## What the task asks
Comb through the entries for "Realized" and pull out each line that holds it.

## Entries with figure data
'''

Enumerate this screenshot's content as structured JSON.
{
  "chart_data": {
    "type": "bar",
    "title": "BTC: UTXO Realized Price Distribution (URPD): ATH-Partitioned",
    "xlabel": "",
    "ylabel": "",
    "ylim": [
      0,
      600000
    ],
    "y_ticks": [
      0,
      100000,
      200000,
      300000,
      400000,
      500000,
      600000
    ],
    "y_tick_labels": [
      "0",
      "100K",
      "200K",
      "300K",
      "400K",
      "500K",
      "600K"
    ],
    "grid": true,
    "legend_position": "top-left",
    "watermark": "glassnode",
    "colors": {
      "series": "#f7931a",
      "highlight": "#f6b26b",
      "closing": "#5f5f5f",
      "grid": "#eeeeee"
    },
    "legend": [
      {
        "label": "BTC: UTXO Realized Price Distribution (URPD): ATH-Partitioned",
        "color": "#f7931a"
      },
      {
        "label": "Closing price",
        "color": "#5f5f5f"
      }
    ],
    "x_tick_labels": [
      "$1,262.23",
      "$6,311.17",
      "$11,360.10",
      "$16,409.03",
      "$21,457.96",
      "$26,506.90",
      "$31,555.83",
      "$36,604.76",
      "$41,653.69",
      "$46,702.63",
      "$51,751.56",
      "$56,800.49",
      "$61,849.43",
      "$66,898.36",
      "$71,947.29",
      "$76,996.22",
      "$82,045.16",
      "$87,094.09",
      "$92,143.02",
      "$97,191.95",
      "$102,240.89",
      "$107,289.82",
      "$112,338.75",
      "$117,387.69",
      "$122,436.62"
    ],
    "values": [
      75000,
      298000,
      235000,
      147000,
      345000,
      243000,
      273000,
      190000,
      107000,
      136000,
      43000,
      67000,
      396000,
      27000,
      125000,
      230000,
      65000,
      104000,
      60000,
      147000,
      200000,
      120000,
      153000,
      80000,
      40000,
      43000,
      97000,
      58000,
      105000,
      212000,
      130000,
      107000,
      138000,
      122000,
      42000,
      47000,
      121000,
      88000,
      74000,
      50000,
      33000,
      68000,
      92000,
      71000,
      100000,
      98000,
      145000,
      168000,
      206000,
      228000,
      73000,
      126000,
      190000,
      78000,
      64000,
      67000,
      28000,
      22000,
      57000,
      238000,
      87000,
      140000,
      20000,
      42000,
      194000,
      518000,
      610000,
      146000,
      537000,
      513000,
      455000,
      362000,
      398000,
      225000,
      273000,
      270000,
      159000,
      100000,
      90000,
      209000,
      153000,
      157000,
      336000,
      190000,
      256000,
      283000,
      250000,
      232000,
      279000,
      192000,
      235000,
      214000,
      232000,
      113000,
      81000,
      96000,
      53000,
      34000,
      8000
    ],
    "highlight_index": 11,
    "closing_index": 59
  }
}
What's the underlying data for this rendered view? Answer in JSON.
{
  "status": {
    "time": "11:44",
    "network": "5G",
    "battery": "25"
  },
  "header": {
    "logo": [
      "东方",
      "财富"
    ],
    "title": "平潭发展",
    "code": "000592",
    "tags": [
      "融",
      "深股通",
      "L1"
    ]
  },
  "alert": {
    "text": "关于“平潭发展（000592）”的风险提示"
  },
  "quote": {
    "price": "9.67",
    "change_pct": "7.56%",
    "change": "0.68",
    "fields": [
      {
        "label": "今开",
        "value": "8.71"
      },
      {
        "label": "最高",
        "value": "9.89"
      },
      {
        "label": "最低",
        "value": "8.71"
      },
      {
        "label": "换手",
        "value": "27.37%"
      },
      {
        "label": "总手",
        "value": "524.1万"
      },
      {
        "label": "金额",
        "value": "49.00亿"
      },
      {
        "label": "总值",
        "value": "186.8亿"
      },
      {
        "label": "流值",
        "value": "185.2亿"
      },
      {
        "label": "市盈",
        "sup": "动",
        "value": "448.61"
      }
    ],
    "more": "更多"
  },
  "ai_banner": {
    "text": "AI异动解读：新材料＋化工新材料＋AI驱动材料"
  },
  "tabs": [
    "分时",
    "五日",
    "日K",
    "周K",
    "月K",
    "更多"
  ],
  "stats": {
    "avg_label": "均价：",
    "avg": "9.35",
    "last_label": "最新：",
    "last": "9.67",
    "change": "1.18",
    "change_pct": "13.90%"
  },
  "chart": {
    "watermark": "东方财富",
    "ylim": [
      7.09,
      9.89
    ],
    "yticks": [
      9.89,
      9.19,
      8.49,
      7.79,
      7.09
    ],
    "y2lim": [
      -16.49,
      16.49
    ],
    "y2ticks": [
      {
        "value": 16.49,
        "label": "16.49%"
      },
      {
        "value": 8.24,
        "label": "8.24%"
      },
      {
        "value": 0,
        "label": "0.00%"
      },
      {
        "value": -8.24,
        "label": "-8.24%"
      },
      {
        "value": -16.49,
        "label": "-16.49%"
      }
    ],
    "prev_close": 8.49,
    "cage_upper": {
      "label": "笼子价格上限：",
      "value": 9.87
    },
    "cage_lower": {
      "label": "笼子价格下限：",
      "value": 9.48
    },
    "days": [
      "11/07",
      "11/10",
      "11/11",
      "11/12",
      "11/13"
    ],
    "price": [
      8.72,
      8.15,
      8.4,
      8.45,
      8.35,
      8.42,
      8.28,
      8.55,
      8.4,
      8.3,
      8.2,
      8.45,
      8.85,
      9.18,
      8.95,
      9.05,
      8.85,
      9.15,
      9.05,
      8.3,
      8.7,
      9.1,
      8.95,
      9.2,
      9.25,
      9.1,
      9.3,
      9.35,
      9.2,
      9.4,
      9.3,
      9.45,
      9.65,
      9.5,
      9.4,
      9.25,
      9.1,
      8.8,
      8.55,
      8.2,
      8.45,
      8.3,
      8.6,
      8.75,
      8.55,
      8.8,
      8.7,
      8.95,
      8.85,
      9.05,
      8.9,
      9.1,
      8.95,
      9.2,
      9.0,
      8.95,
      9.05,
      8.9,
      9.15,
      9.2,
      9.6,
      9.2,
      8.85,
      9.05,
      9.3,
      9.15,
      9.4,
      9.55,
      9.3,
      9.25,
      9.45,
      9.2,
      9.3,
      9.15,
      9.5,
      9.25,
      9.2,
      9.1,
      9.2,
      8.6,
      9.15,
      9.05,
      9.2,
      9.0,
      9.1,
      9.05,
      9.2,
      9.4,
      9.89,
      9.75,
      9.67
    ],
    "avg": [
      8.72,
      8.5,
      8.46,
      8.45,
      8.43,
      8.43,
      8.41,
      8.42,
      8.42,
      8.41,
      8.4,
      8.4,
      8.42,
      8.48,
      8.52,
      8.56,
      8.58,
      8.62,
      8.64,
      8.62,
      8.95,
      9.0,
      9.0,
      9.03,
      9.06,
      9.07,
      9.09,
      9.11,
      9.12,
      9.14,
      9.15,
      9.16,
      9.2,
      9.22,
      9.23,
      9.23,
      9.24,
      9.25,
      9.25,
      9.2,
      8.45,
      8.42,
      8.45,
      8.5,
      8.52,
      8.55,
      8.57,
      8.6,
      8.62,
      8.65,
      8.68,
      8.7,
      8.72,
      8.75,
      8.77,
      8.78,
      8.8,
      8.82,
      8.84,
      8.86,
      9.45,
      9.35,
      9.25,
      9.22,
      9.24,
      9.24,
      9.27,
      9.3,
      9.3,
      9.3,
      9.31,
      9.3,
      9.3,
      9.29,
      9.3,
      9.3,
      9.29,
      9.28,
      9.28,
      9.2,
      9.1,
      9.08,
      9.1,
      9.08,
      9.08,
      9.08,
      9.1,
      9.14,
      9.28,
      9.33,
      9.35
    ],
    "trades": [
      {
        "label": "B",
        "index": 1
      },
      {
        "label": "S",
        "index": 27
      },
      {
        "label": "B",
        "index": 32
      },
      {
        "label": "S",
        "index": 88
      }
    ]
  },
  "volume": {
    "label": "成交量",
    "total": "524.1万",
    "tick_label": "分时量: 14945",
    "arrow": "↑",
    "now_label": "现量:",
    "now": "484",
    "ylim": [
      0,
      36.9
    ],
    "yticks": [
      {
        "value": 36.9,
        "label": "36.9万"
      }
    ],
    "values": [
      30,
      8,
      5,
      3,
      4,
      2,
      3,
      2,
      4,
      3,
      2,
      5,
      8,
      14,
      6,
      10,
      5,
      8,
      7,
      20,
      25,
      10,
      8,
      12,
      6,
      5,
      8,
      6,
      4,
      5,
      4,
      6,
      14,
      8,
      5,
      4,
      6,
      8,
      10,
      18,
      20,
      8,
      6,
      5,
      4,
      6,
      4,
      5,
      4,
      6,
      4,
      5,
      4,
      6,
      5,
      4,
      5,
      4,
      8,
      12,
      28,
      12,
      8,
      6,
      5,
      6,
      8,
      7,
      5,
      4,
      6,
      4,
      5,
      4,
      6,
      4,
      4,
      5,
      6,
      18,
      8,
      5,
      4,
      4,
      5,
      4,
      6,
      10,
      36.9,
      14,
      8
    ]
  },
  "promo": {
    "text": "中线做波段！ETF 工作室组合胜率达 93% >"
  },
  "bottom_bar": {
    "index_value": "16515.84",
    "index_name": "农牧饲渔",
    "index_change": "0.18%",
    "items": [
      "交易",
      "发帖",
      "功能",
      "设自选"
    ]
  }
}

'''

## Solution
    "title": "BTC: UTXO Realized Price Distribution (URPD): ATH-Partitioned",
        "label": "BTC: UTXO Realized Price Distribution (URPD): ATH-Partitioned",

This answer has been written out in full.